Wherever a line in the data below holds "furono", copy that line.

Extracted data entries

-------

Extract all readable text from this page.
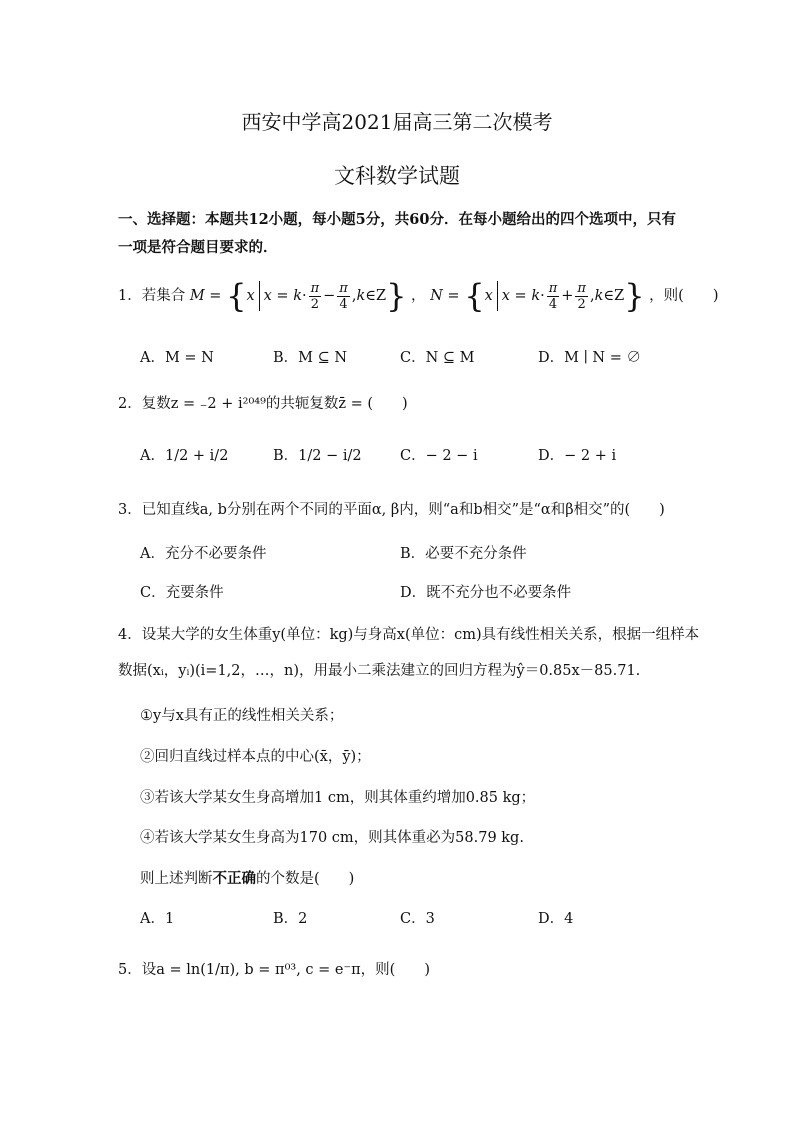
西安中学高2021届高三第二次模考
文科数学试题
一、选择题：本题共12小题，每小题5分，共60分．在每小题给出的四个选项中，只有
一项是符合题目要求的．
1．若集合 M = {x $x = k\cdot \frac{\pi}{2} - \frac{\pi}{4}$ ,k∈Z} ， N = {x $x = k\cdot \frac{\pi}{4} + \frac{\pi}{2}$ ,k∈Z} ，则(　　)
A．M = N	B．M ⊆ N	C．N ⊆ M	D．M ∣ N = ∅
2．复数z = ₋2 + i²⁰⁴⁹的共轭复数z̄ = (　　)
A．1/2 + i/2	B．1/2 − i/2	C．− 2 − i	D．− 2 + i
3．已知直线a, b分别在两个不同的平面α, β内，则“a和b相交”是“α和β相交”的(　　)
A．充分不必要条件	B．必要不充分条件
C．充要条件	D．既不充分也不必要条件
4．设某大学的女生体重y(单位：kg)与身高x(单位：cm)具有线性相关关系，根据一组样本
数据(xᵢ，yᵢ)(i=1,2，…，n)，用最小二乘法建立的回归方程为ŷ＝0.85x－85.71.
①y与x具有正的线性相关关系；
②回归直线过样本点的中心(x̄，ȳ)；
③若该大学某女生身高增加1 cm，则其体重约增加0.85 kg；
④若该大学某女生身高为170 cm，则其体重必为58.79 kg.
则上述判断不正确的个数是(　　)
A．1	B．2	C．3	D．4
5．设a = ln(1/π), b = π⁰³, c = e⁻π，则(　　)
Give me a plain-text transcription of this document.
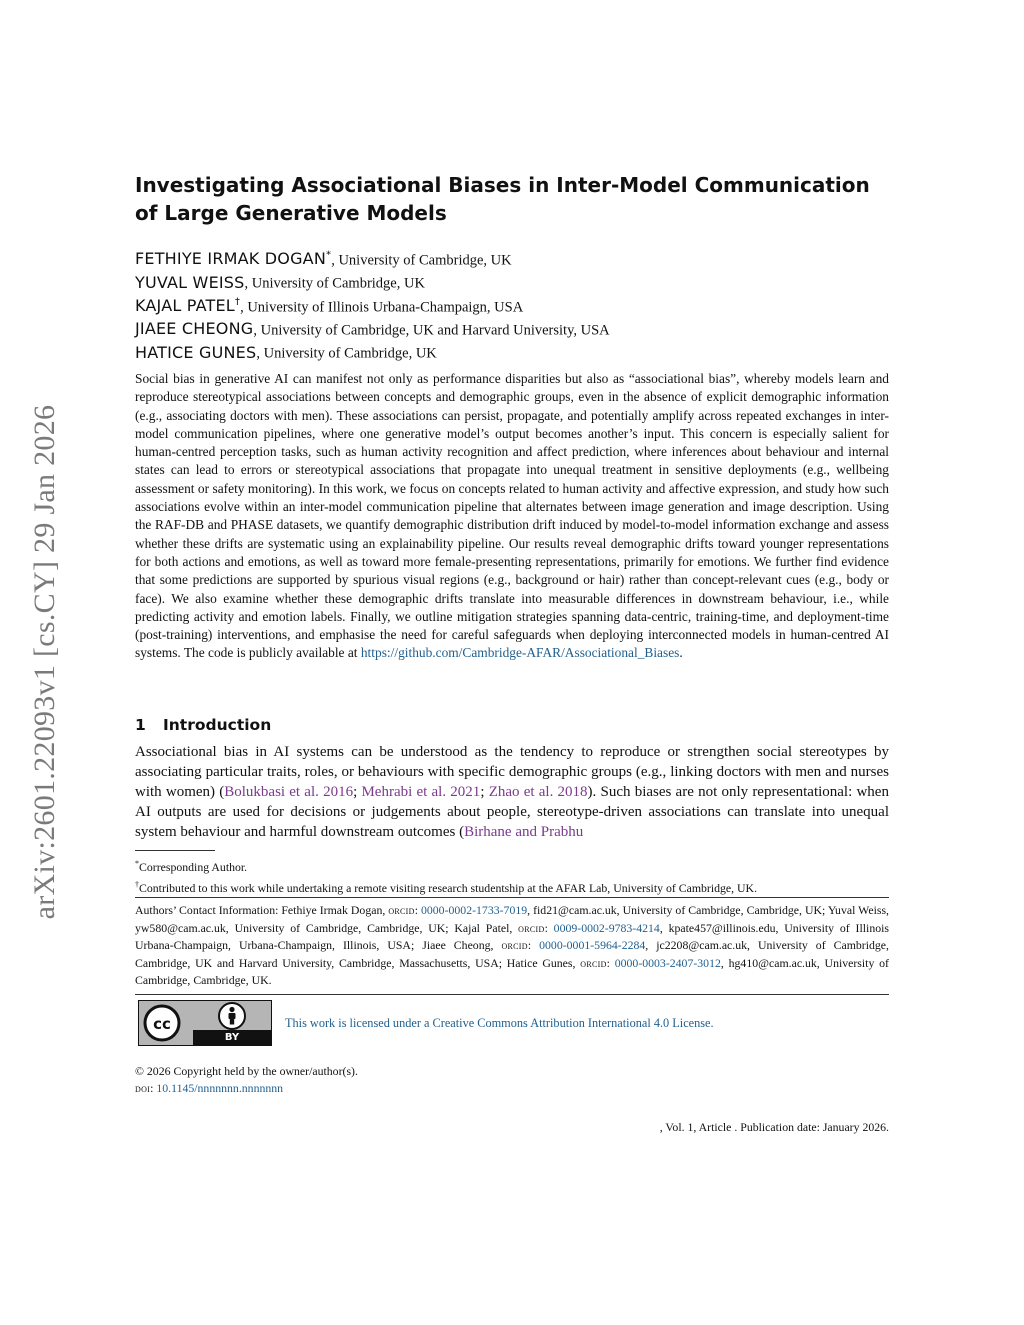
arXiv:2601.22093v1 [cs.CY] 29 Jan 2026
Investigating Associational Biases in Inter-Model Communication of Large Generative Models
FETHIYE IRMAK DOGAN*, University of Cambridge, UK
YUVAL WEISS, University of Cambridge, UK
KAJAL PATEL†, University of Illinois Urbana-Champaign, USA
JIAEE CHEONG, University of Cambridge, UK and Harvard University, USA
HATICE GUNES, University of Cambridge, UK

Social bias in generative AI can manifest not only as performance disparities but also as “associational bias”, whereby models learn and reproduce stereotypical associations between concepts and demographic groups, even in the absence of explicit demographic information (e.g., associating doctors with men). These associations can persist, propagate, and potentially amplify across repeated exchanges in inter-model communication pipelines, where one generative model’s output becomes another’s input. This concern is especially salient for human-centred perception tasks, such as human activity recognition and affect prediction, where inferences about behaviour and internal states can lead to errors or stereotypical associations that propagate into unequal treatment in sensitive deployments (e.g., wellbeing assessment or safety monitoring). In this work, we focus on concepts related to human activity and affective expression, and study how such associations evolve within an inter-model communication pipeline that alternates between image generation and image description. Using the RAF-DB and PHASE datasets, we quantify demographic distribution drift induced by model-to-model information exchange and assess whether these drifts are systematic using an explainability pipeline. Our results reveal demographic drifts toward younger representations for both actions and emotions, as well as toward more female-presenting representations, primarily for emotions. We further find evidence that some predictions are supported by spurious visual regions (e.g., background or hair) rather than concept-relevant cues (e.g., body or face). We also examine whether these demographic drifts translate into measurable differences in downstream behaviour, i.e., while predicting activity and emotion labels. Finally, we outline mitigation strategies spanning data-centric, training-time, and deployment-time (post-training) interventions, and emphasise the need for careful safeguards when deploying interconnected models in human-centred AI systems. The code is publicly available at https://github.com/Cambridge-AFAR/Associational_Biases.

1 Introduction

Associational bias in AI systems can be understood as the tendency to reproduce or strengthen social stereotypes by associating particular traits, roles, or behaviours with specific demographic groups (e.g., linking doctors with men and nurses with women) (Bolukbasi et al. 2016; Mehrabi et al. 2021; Zhao et al. 2018). Such biases are not only representational: when AI outputs are used for decisions or judgements about people, stereotype-driven associations can translate into unequal system behaviour and harmful downstream outcomes (Birhane and Prabhu

*Corresponding Author.
†Contributed to this work while undertaking a remote visiting research studentship at the AFAR Lab, University of Cambridge, UK.

Authors’ Contact Information: Fethiye Irmak Dogan, orcid: 0000-0002-1733-7019, fid21@cam.ac.uk, University of Cambridge, Cambridge, UK; Yuval Weiss, yw580@cam.ac.uk, University of Cambridge, Cambridge, UK; Kajal Patel, orcid: 0009-0002-9783-4214, kpate457@illinois.edu, University of Illinois Urbana-Champaign, Urbana-Champaign, Illinois, USA; Jiaee Cheong, orcid: 0000-0001-5964-2284, jc2208@cam.ac.uk, University of Cambridge, Cambridge, UK and Harvard University, Cambridge, Massachusetts, USA; Hatice Gunes, orcid: 0000-0003-2407-3012, hg410@cam.ac.uk, University of Cambridge, Cambridge, UK.

cc
BY
This work is licensed under a Creative Commons Attribution International 4.0 License.
© 2026 Copyright held by the owner/author(s).
doi: 10.1145/nnnnnnn.nnnnnnn
, Vol. 1, Article . Publication date: January 2026.
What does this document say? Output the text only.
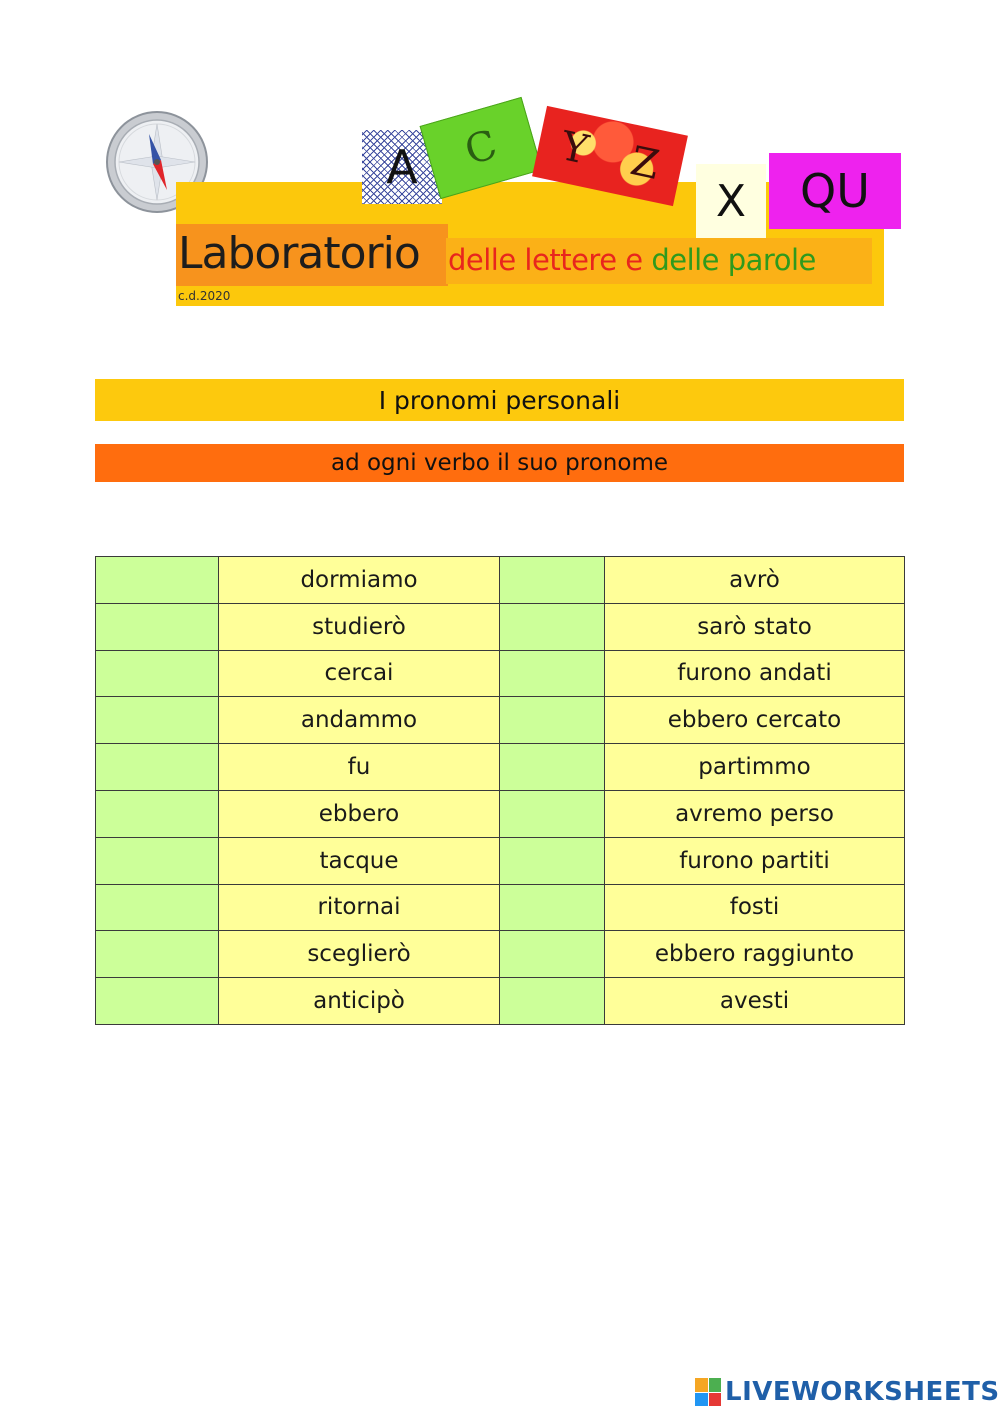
A C Y Z
X QU
Laboratorio delle lettere e delle parole
c.d.2020
I pronomi personali
ad ogni verbo il suo pronome
	dormiamo		avrò
	studierò		sarò stato
	cercai		furono andati
	andammo		ebbero cercato
	fu		partimmo
	ebbero		avremo perso
	tacque		furono partiti
	ritornai		fosti
	sceglierò		ebbero raggiunto
	anticipò		avesti
LIVEWORKSHEETS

-------

• Full response:
	cercai		furono andati
	tacque		furono partiti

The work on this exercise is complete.